Dataset excerpt:
= = = =

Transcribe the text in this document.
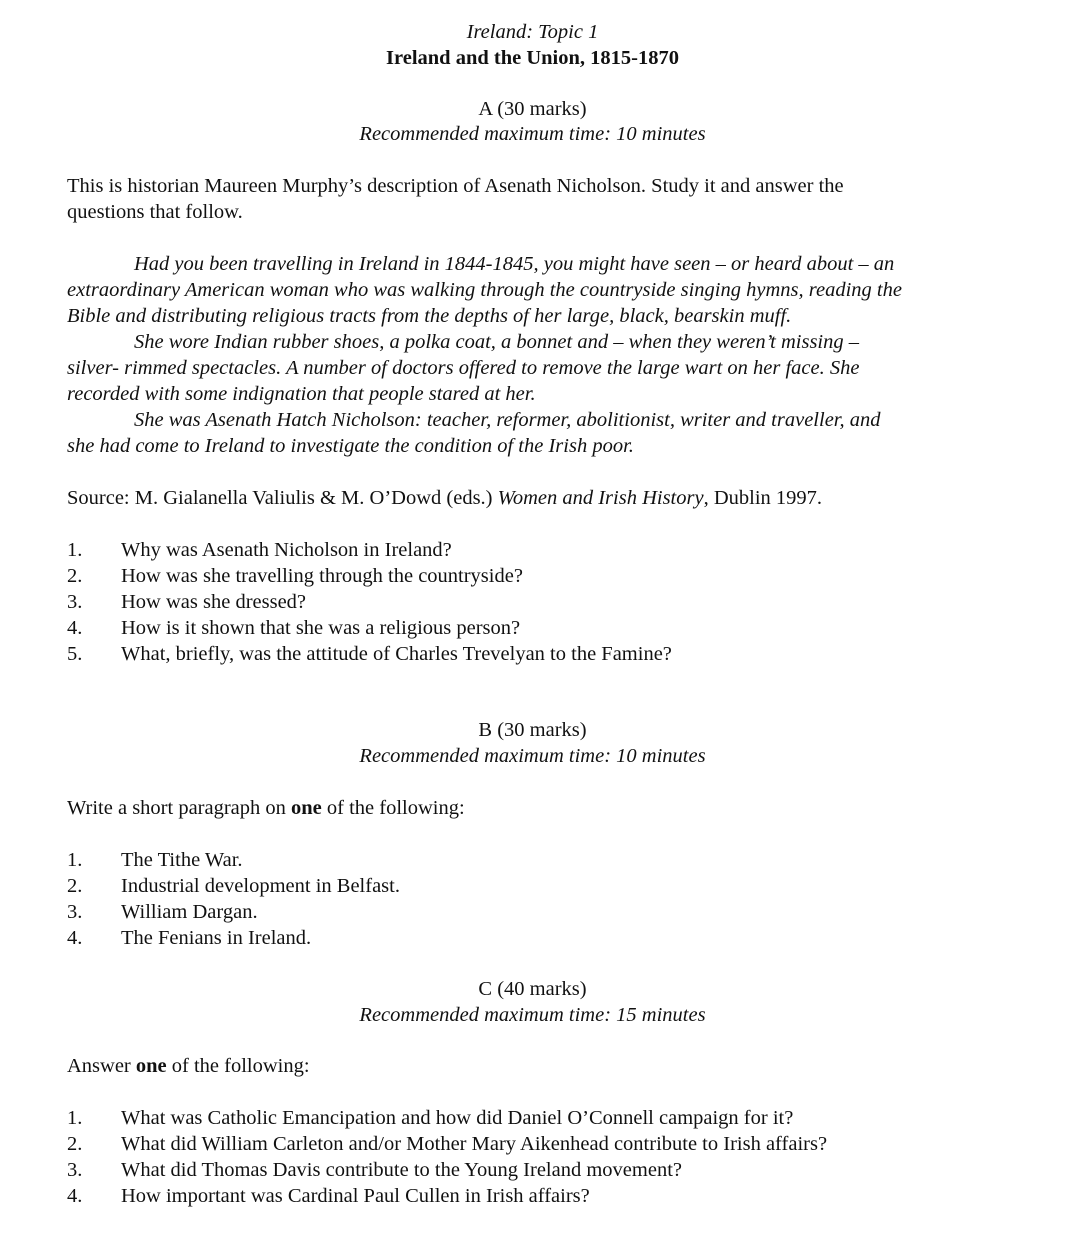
Ireland: Topic 1
Ireland and the Union, 1815-1870
A (30 marks)
Recommended maximum time: 10 minutes
This is historian Maureen Murphy’s description of Asenath Nicholson. Study it and answer the
questions that follow.
Had you been travelling in Ireland in 1844-1845, you might have seen – or heard about – an
extraordinary American woman who was walking through the countryside singing hymns, reading the
Bible and distributing religious tracts from the depths of her large, black, bearskin muff.
She wore Indian rubber shoes, a polka coat, a bonnet and – when they weren’t missing –
silver- rimmed spectacles. A number of doctors offered to remove the large wart on her face. She
recorded with some indignation that people stared at her.
She was Asenath Hatch Nicholson: teacher, reformer, abolitionist, writer and traveller, and
she had come to Ireland to investigate the condition of the Irish poor.
Source: M. Gialanella Valiulis & M. O’Dowd (eds.) Women and Irish History, Dublin 1997.
1.	Why was Asenath Nicholson in Ireland?
2.	How was she travelling through the countryside?
3.	How was she dressed?
4.	How is it shown that she was a religious person?
5.	What, briefly, was the attitude of Charles Trevelyan to the Famine?
B (30 marks)
Recommended maximum time: 10 minutes
Write a short paragraph on one of the following:
1.	The Tithe War.
2.	Industrial development in Belfast.
3.	William Dargan.
4.	The Fenians in Ireland.
C (40 marks)
Recommended maximum time: 15 minutes
Answer one of the following:
1.	What was Catholic Emancipation and how did Daniel O’Connell campaign for it?
2.	What did William Carleton and/or Mother Mary Aikenhead contribute to Irish affairs?
3.	What did Thomas Davis contribute to the Young Ireland movement?
4.	How important was Cardinal Paul Cullen in Irish affairs?
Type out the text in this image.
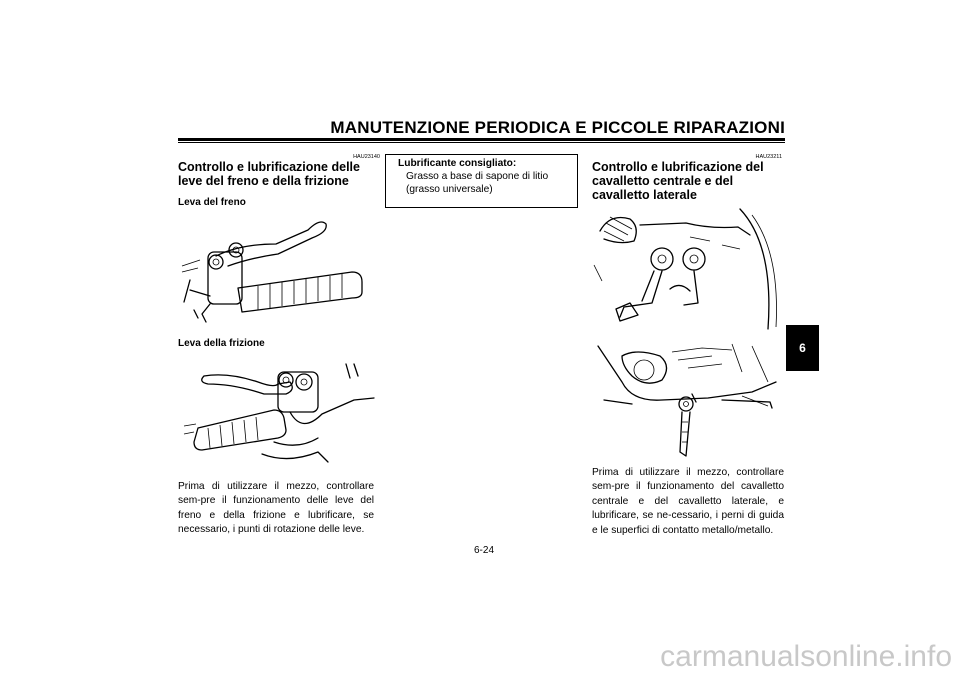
MANUTENZIONE PERIODICA E PICCOLE RIPARAZIONI
HAU23140
Controllo e lubrificazione delle leve del freno e della frizione
Leva del freno
Leva della frizione
Prima di utilizzare il mezzo, controllare sem-pre il funzionamento delle leve del freno e della frizione e lubrificare, se necessario, i punti di rotazione delle leve.
Lubrificante consigliato:
Grasso a base di sapone di litio
(grasso universale)
HAU23211
Controllo e lubrificazione del cavalletto centrale e del cavalletto laterale
Prima di utilizzare il mezzo, controllare sem-pre il funzionamento del cavalletto centrale e del cavalletto laterale, e lubrificare, se ne-cessario, i perni di guida e le superfici di contatto metallo/metallo.
6
6-24
carmanualsonline.info
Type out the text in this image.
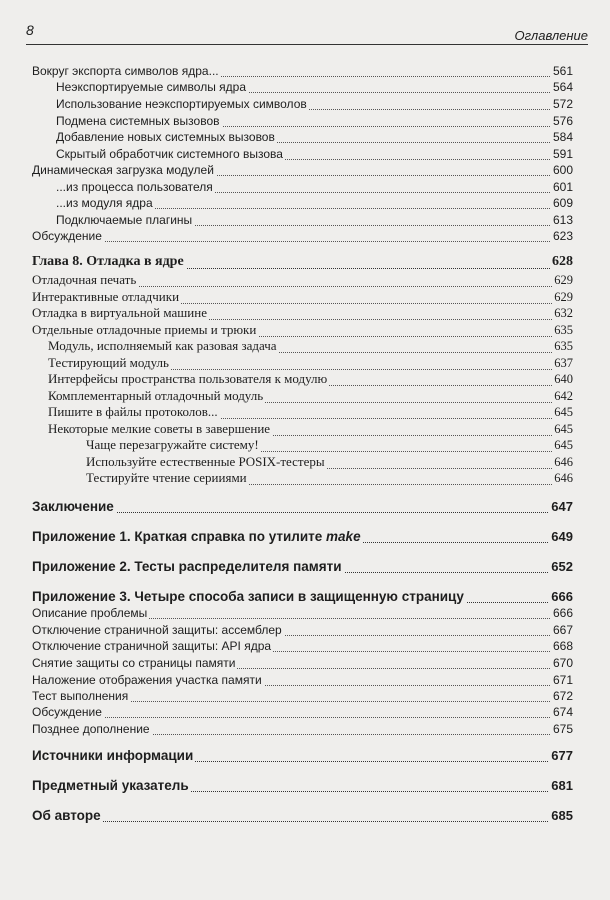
8	Оглавление
Вокруг экспорта символов ядра...	561
Неэкспортируемые символы ядра	564
Использование неэкспортируемых символов	572
Подмена системных вызовов	576
Добавление новых системных вызовов	584
Скрытый обработчик системного вызова	591
Динамическая загрузка модулей	600
...из процесса пользователя	601
...из модуля ядра	609
Подключаемые плагины	613
Обсуждение	623
Глава 8. Отладка в ядре	628
Отладочная печать	629
Интерактивные отладчики	629
Отладка в виртуальной машине	632
Отдельные отладочные приемы и трюки	635
Модуль, исполняемый как разовая задача	635
Тестирующий модуль	637
Интерфейсы пространства пользователя к модулю	640
Комплементарный отладочный модуль	642
Пишите в файлы протоколов...	645
Некоторые мелкие советы в завершение	645
Чаще перезагружайте систему!	645
Используйте естественные POSIX-тестеры	646
Тестируйте чтение серииями	646
Заключение	647
Приложение 1. Краткая справка по утилите make	649
Приложение 2. Тесты распределителя памяти	652
Приложение 3. Четыре способа записи в защищенную страницу	666
Описание проблемы	666
Отключение страничной защиты: ассемблер	667
Отключение страничной защиты: API ядра	668
Снятие защиты со страницы памяти	670
Наложение отображения участка памяти	671
Тест выполнения	672
Обсуждение	674
Позднее дополнение	675
Источники информации	677
Предметный указатель	681
Об авторе	685
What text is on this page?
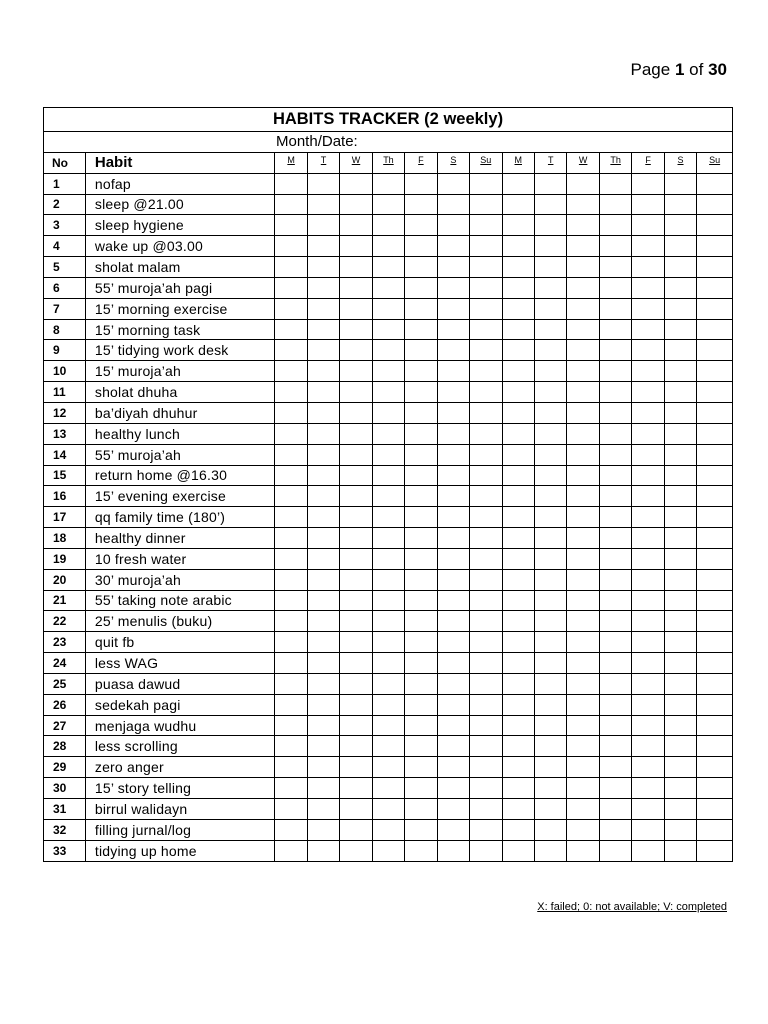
Page 1 of 30
HABITS TRACKER (2 weekly)															
Month/Date:															
No	Habit	M	T	W	Th	F	S	Su	M	T	W	Th	F	S	Su
1	nofap														
2	sleep @21.00														
3	sleep hygiene														
4	wake up @03.00														
5	sholat malam														
6	55’ muroja’ah pagi														
7	15’ morning exercise														
8	15’ morning task														
9	15’ tidying work desk														
10	15’ muroja’ah														
11	sholat dhuha														
12	ba’diyah dhuhur														
13	healthy lunch														
14	55’ muroja’ah														
15	return home @16.30														
16	15’ evening exercise														
17	qq family time (180’)														
18	healthy dinner														
19	10 fresh water														
20	30’ muroja’ah														
21	55’ taking note arabic														
22	25’ menulis (buku)														
23	quit fb														
24	less WAG														
25	puasa dawud														
26	sedekah pagi														
27	menjaga wudhu														
28	less scrolling														
29	zero anger														
30	15’ story telling														
31	birrul walidayn														
32	filling jurnal/log														
33	tidying up home														
X: failed; 0: not available; V: completed
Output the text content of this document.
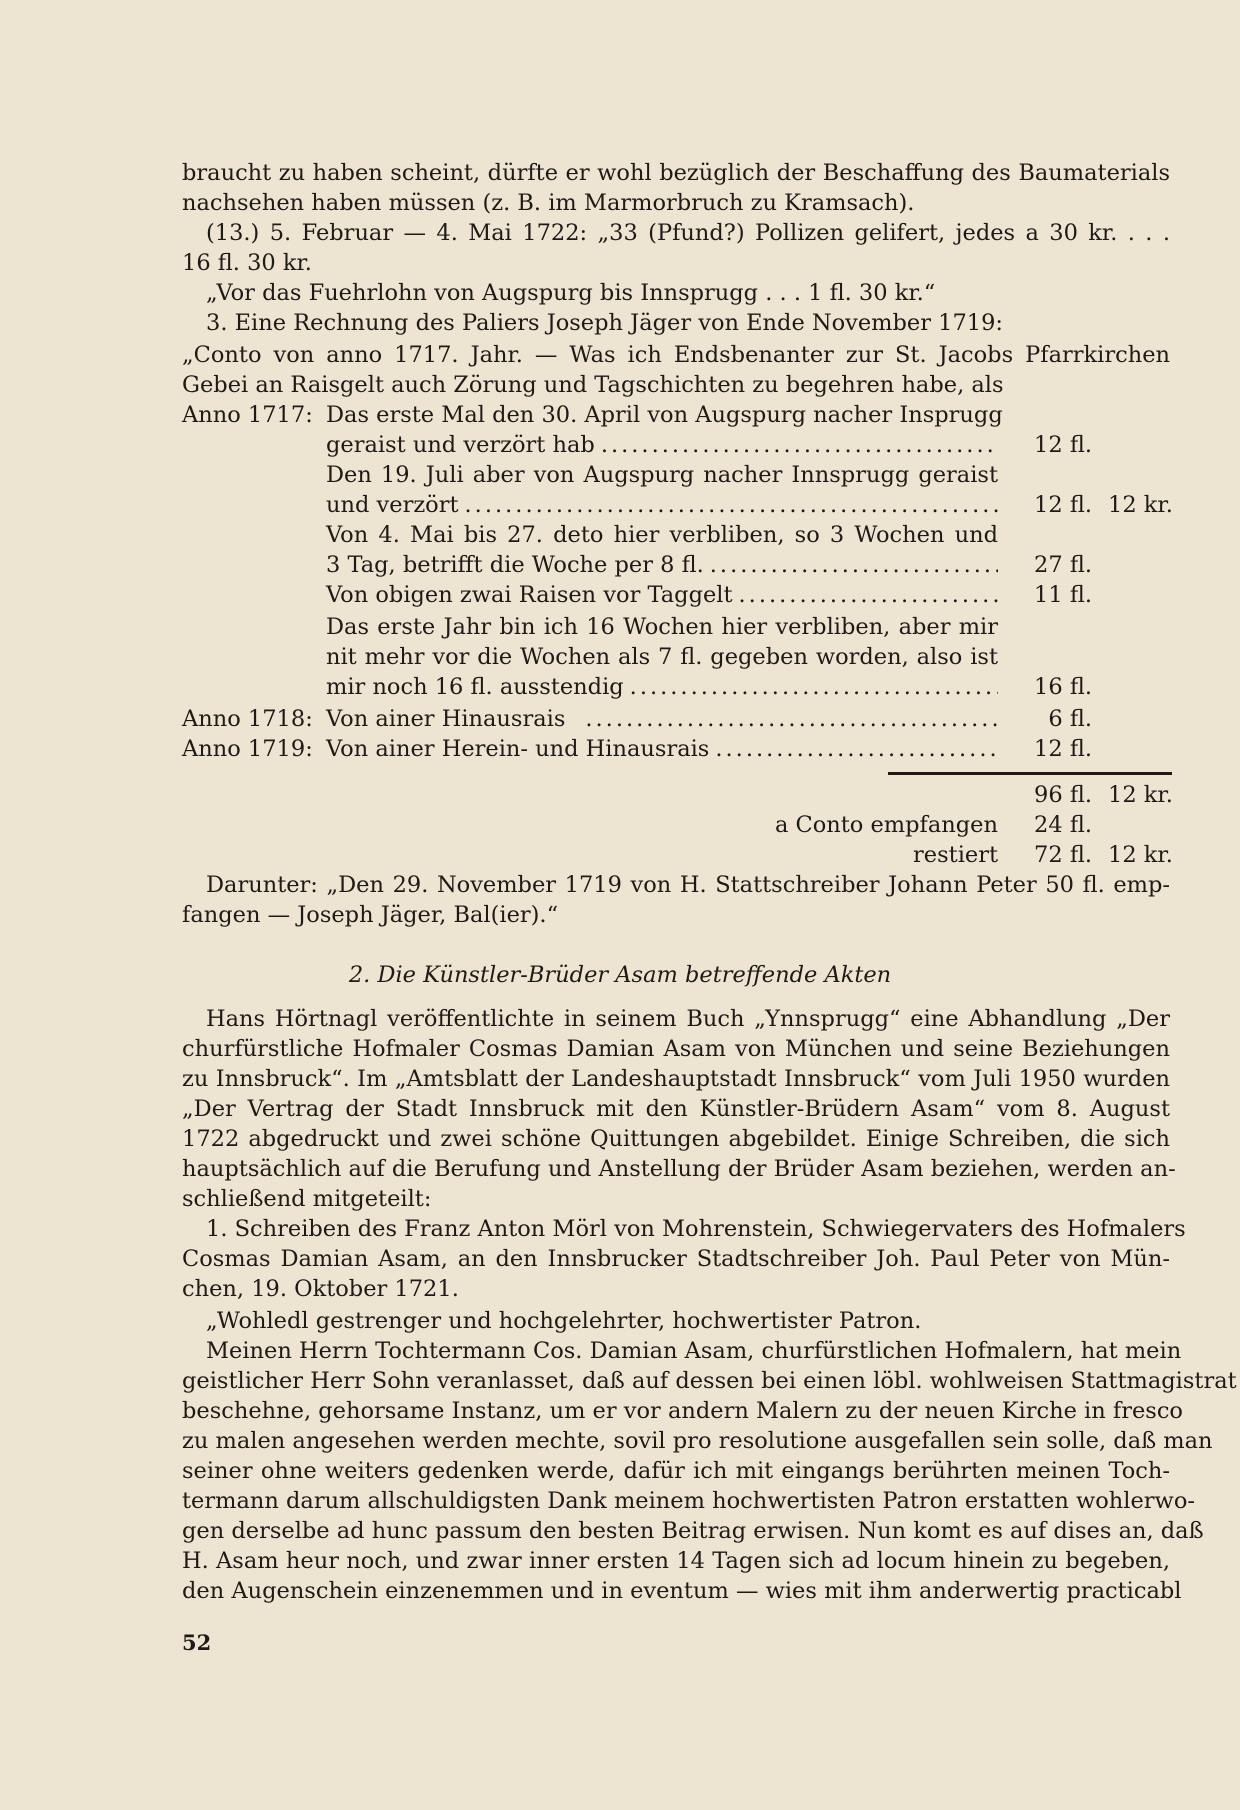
braucht zu haben scheint, dürfte er wohl bezüglich der Beschaffung des Baumaterials
nachsehen haben müssen (z. B. im Marmorbruch zu Kramsach).
(13.) 5. Februar — 4. Mai 1722: „33 (Pfund?) Pollizen gelifert, jedes a 30 kr. . . .
16 fl. 30 kr.
„Vor das Fuehrlohn von Augspurg bis Innsprugg . . . 1 fl. 30 kr.“
3. Eine Rechnung des Paliers Joseph Jäger von Ende November 1719:
„Conto von anno 1717. Jahr. — Was ich Endsbenanter zur St. Jacobs Pfarrkirchen
Gebei an Raisgelt auch Zörung und Tagschichten zu begehren habe, als
Anno 1717: Das erste Mal den 30. April von Augspurg nacher Insprugg
geraist und verzört hab .....	12 fl.
Den 19. Juli aber von Augspurg nacher Innsprugg geraist
und verzört .....	12 fl. 12 kr.
Von 4. Mai bis 27. deto hier verbliben, so 3 Wochen und
3 Tag, betrifft die Woche per 8 fl. .....	27 fl.
Von obigen zwai Raisen vor Taggelt .....	11 fl.
Das erste Jahr bin ich 16 Wochen hier verbliben, aber mir
nit mehr vor die Wochen als 7 fl. gegeben worden, also ist
mir noch 16 fl. ausstendig .....	16 fl.
Anno 1718: Von ainer Hinausrais .....	6 fl.
Anno 1719: Von ainer Herein- und Hinausrais .....	12 fl.
96 fl. 12 kr.
a Conto empfangen 24 fl.
restiert 72 fl. 12 kr.
Darunter: „Den 29. November 1719 von H. Stattschreiber Johann Peter 50 fl. emp-
fangen — Joseph Jäger, Bal(ier).“
2. Die Künstler-Brüder Asam betreffende Akten
Hans Hörtnagl veröffentlichte in seinem Buch „Ynnsprugg“ eine Abhandlung „Der
churfürstliche Hofmaler Cosmas Damian Asam von München und seine Beziehungen
zu Innsbruck“. Im „Amtsblatt der Landeshauptstadt Innsbruck“ vom Juli 1950 wurden
„Der Vertrag der Stadt Innsbruck mit den Künstler-Brüdern Asam“ vom 8. August
1722 abgedruckt und zwei schöne Quittungen abgebildet. Einige Schreiben, die sich
hauptsächlich auf die Berufung und Anstellung der Brüder Asam beziehen, werden an-
schließend mitgeteilt:
1. Schreiben des Franz Anton Mörl von Mohrenstein, Schwiegervaters des Hofmalers
Cosmas Damian Asam, an den Innsbrucker Stadtschreiber Joh. Paul Peter von Mün-
chen, 19. Oktober 1721.
„Wohledl gestrenger und hochgelehrter, hochwertister Patron.
Meinen Herrn Tochtermann Cos. Damian Asam, churfürstlichen Hofmalern, hat mein
geistlicher Herr Sohn veranlasset, daß auf dessen bei einen löbl. wohlweisen Stattmagistrat
beschehne, gehorsame Instanz, um er vor andern Malern zu der neuen Kirche in fresco
zu malen angesehen werden mechte, sovil pro resolutione ausgefallen sein solle, daß man
seiner ohne weiters gedenken werde, dafür ich mit eingangs berührten meinen Toch-
termann darum allschuldigsten Dank meinem hochwertisten Patron erstatten wohlerwo-
gen derselbe ad hunc passum den besten Beitrag erwisen. Nun komt es auf dises an, daß
H. Asam heur noch, und zwar inner ersten 14 Tagen sich ad locum hinein zu begeben,
den Augenschein einzenemmen und in eventum — wies mit ihm anderwertig practicabl
52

= = = =

Written request: The answer should be a single number: the count of lines in the data that include the string "verbliben".

Response to this exercise: 2